- Written request
Copy every one of the records below line for line, changing no character.

++++++++++++++++++++

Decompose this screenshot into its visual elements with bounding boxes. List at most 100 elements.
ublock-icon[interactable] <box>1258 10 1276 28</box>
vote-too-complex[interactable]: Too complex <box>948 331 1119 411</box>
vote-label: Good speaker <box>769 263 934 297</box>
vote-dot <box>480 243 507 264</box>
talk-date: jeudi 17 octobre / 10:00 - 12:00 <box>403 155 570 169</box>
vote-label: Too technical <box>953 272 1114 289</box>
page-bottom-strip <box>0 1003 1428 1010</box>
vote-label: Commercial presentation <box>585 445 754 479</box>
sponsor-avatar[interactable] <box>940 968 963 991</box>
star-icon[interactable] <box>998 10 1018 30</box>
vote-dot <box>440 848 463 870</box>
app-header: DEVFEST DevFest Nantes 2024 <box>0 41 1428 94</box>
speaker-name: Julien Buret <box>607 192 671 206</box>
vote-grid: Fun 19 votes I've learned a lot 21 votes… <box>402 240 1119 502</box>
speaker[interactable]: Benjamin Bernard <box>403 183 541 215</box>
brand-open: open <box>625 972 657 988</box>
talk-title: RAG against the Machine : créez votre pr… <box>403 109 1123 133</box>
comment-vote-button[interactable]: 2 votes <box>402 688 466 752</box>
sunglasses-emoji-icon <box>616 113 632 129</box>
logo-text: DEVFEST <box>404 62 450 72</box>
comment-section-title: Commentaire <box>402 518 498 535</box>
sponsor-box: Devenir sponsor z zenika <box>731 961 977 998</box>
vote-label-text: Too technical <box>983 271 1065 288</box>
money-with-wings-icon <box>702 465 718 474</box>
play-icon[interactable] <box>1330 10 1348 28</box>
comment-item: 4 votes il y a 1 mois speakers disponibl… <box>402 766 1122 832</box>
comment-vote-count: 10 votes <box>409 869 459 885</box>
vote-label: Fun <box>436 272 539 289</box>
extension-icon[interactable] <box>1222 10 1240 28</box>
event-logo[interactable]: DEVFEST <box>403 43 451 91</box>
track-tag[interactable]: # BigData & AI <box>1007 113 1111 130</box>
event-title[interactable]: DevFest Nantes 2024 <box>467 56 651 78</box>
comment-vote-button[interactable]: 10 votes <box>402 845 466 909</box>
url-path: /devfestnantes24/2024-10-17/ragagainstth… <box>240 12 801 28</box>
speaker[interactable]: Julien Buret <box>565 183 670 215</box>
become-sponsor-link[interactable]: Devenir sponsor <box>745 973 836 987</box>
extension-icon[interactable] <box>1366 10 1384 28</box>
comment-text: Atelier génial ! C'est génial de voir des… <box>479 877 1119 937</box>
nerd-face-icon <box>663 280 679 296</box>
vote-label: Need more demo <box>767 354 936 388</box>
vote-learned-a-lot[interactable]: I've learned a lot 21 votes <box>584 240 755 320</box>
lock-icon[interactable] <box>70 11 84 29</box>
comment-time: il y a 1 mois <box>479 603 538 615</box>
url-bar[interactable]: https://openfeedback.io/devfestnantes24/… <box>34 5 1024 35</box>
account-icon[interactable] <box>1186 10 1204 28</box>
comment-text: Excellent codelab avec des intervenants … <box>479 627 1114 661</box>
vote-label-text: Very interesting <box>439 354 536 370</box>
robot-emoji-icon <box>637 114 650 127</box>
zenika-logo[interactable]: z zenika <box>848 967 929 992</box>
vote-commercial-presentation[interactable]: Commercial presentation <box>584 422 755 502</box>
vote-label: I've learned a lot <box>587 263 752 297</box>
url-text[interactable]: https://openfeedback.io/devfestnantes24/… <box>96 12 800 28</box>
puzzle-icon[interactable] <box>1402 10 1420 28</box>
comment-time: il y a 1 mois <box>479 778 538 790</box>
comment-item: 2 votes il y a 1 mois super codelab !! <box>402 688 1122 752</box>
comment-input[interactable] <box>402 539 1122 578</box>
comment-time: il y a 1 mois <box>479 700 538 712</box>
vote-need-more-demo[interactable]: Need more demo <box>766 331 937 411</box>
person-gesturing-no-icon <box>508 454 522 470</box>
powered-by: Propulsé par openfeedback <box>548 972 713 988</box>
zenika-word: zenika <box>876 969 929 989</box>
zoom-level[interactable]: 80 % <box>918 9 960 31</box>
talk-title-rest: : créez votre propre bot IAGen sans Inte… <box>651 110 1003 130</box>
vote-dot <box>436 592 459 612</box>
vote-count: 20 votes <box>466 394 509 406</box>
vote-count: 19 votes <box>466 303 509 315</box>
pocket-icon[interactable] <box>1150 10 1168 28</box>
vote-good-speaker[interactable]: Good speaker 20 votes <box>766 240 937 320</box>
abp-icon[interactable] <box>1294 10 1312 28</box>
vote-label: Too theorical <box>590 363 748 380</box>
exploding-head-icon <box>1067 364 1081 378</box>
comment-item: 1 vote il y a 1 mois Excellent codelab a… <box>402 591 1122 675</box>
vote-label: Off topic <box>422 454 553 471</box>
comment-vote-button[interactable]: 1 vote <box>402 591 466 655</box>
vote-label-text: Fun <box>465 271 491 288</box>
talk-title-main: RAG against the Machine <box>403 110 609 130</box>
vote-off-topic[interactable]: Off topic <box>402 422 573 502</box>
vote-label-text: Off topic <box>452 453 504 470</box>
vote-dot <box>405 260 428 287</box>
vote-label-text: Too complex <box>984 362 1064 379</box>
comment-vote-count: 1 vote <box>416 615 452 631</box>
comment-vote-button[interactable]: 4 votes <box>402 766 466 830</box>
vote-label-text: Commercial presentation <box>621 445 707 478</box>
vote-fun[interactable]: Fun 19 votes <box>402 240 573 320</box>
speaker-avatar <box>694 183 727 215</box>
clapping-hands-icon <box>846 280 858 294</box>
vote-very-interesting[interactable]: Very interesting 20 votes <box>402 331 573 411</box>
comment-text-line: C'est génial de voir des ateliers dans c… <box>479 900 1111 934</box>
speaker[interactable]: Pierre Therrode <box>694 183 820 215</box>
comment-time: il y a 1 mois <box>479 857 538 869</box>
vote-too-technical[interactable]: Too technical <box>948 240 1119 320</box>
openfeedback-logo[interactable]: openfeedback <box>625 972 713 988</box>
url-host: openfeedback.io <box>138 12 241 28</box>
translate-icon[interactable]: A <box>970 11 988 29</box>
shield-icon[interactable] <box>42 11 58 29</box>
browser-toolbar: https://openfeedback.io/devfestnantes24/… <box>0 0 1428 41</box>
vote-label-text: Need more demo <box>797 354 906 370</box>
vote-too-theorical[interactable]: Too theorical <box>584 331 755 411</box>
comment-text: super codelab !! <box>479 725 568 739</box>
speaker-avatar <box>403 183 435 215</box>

++++++++++++++++++++

- Answer to the exercise
Decompose this screenshot into its visual elements with bounding boxes. List at most 100 elements.
ublock-icon[interactable] <box>1258 10 1276 28</box>
vote-too-complex[interactable]: Too complex <box>948 331 1119 411</box>
vote-label: Good speaker <box>769 263 934 297</box>
vote-dot <box>480 243 507 264</box>
talk-date: jeudi 17 octobre / 10:00 - 12:00 <box>403 155 570 169</box>
vote-label: Too technical <box>953 272 1114 289</box>
page-bottom-strip <box>0 1003 1428 1010</box>
vote-label: Commercial presentation <box>585 445 754 479</box>
sponsor-avatar[interactable] <box>940 968 963 991</box>
star-icon[interactable] <box>998 10 1018 30</box>
vote-dot <box>440 848 463 870</box>
app-header: DEVFEST DevFest Nantes 2024 <box>0 41 1428 94</box>
speaker-name: Julien Buret <box>607 192 671 206</box>
vote-grid: Fun 19 votes I've learned a lot 21 votes… <box>402 240 1119 502</box>
speaker[interactable]: Benjamin Bernard <box>403 183 541 215</box>
brand-open: open <box>625 972 657 988</box>
talk-title: RAG against the Machine : créez votre pr… <box>403 109 1123 133</box>
comment-vote-button[interactable]: 2 votes <box>402 688 466 752</box>
sunglasses-emoji-icon <box>616 113 632 129</box>
logo-text: DEVFEST <box>404 62 450 72</box>
comment-section-title: Commentaire <box>402 518 498 535</box>
sponsor-box: Devenir sponsor z zenika <box>731 961 977 998</box>
vote-label-text: Too technical <box>983 271 1065 288</box>
money-with-wings-icon <box>702 465 718 474</box>
play-icon[interactable] <box>1330 10 1348 28</box>
comment-item: 4 votes il y a 1 mois speakers disponibl… <box>402 766 1122 832</box>
comment-vote-count: 10 votes <box>409 869 459 885</box>
vote-label: Fun <box>436 272 539 289</box>
extension-icon[interactable] <box>1222 10 1240 28</box>
event-logo[interactable]: DEVFEST <box>403 43 451 91</box>
track-tag[interactable]: # BigData & AI <box>1007 113 1111 130</box>
event-title[interactable]: DevFest Nantes 2024 <box>467 56 651 78</box>
comment-vote-button[interactable]: 10 votes <box>402 845 466 909</box>
url-path: /devfestnantes24/2024-10-17/ragagainstth… <box>240 12 801 28</box>
speaker[interactable]: Julien Buret <box>565 183 670 215</box>
become-sponsor-link[interactable]: Devenir sponsor <box>745 973 836 987</box>
extension-icon[interactable] <box>1366 10 1384 28</box>
comment-text: Atelier génial ! C'est génial de voir des… <box>479 877 1119 937</box>
nerd-face-icon <box>663 280 679 296</box>
vote-label: Need more demo <box>767 354 936 388</box>
vote-learned-a-lot[interactable]: I've learned a lot 21 votes <box>584 240 755 320</box>
lock-icon[interactable] <box>70 11 84 29</box>
comment-time: il y a 1 mois <box>479 603 538 615</box>
url-bar[interactable]: https://openfeedback.io/devfestnantes24/… <box>34 5 1024 35</box>
account-icon[interactable] <box>1186 10 1204 28</box>
comment-text: Excellent codelab avec des intervenants … <box>479 627 1114 661</box>
vote-label-text: Very interesting <box>439 354 536 370</box>
robot-emoji-icon <box>637 114 650 127</box>
zenika-logo[interactable]: z zenika <box>848 967 929 992</box>
vote-commercial-presentation[interactable]: Commercial presentation <box>584 422 755 502</box>
vote-label: I've learned a lot <box>587 263 752 297</box>
url-text[interactable]: https://openfeedback.io/devfestnantes24/… <box>96 12 800 28</box>
puzzle-icon[interactable] <box>1402 10 1420 28</box>
comment-time: il y a 1 mois <box>479 778 538 790</box>
comment-item: 2 votes il y a 1 mois super codelab !! <box>402 688 1122 752</box>
comment-input[interactable] <box>402 539 1122 578</box>
comment-time: il y a 1 mois <box>479 700 538 712</box>
vote-need-more-demo[interactable]: Need more demo <box>766 331 937 411</box>
person-gesturing-no-icon <box>508 454 522 470</box>
powered-by: Propulsé par openfeedback <box>548 972 713 988</box>
zenika-word: zenika <box>876 969 929 989</box>
zoom-level[interactable]: 80 % <box>918 9 960 31</box>
talk-title-rest: : créez votre propre bot IAGen sans Inte… <box>651 110 1003 130</box>
vote-dot <box>436 592 459 612</box>
vote-count: 20 votes <box>466 394 509 406</box>
vote-count: 19 votes <box>466 303 509 315</box>
pocket-icon[interactable] <box>1150 10 1168 28</box>
vote-good-speaker[interactable]: Good speaker 20 votes <box>766 240 937 320</box>
abp-icon[interactable] <box>1294 10 1312 28</box>
vote-label: Too theorical <box>590 363 748 380</box>
exploding-head-icon <box>1067 364 1081 378</box>
comment-item: 1 vote il y a 1 mois Excellent codelab a… <box>402 591 1122 675</box>
vote-label: Off topic <box>422 454 553 471</box>
comment-vote-button[interactable]: 1 vote <box>402 591 466 655</box>
vote-label-text: Fun <box>465 271 491 288</box>
talk-title-main: RAG against the Machine <box>403 110 609 130</box>
vote-off-topic[interactable]: Off topic <box>402 422 573 502</box>
vote-label-text: Off topic <box>452 453 504 470</box>
vote-dot <box>405 260 428 287</box>
vote-label-text: Too complex <box>984 362 1064 379</box>
comment-vote-count: 1 vote <box>416 615 452 631</box>
comment-vote-button[interactable]: 4 votes <box>402 766 466 830</box>
vote-label-text: Commercial presentation <box>621 445 707 478</box>
vote-fun[interactable]: Fun 19 votes <box>402 240 573 320</box>
speaker-avatar <box>694 183 727 215</box>
clapping-hands-icon <box>846 280 858 294</box>
vote-very-interesting[interactable]: Very interesting 20 votes <box>402 331 573 411</box>
comment-text-line: C'est génial de voir des ateliers dans c… <box>479 900 1111 934</box>
speaker[interactable]: Pierre Therrode <box>694 183 820 215</box>
comment-time: il y a 1 mois <box>479 857 538 869</box>
vote-too-technical[interactable]: Too technical <box>948 240 1119 320</box>
openfeedback-logo[interactable]: openfeedback <box>625 972 713 988</box>
url-host: openfeedback.io <box>138 12 241 28</box>
translate-icon[interactable]: A <box>970 11 988 29</box>
shield-icon[interactable] <box>42 11 58 29</box>
browser-toolbar: https://openfeedback.io/devfestnantes24/… <box>0 0 1428 41</box>
vote-label-text: Need more demo <box>797 354 906 370</box>
vote-too-theorical[interactable]: Too theorical <box>584 331 755 411</box>
comment-text: super codelab !! <box>479 725 568 739</box>
speaker-avatar <box>403 183 435 215</box>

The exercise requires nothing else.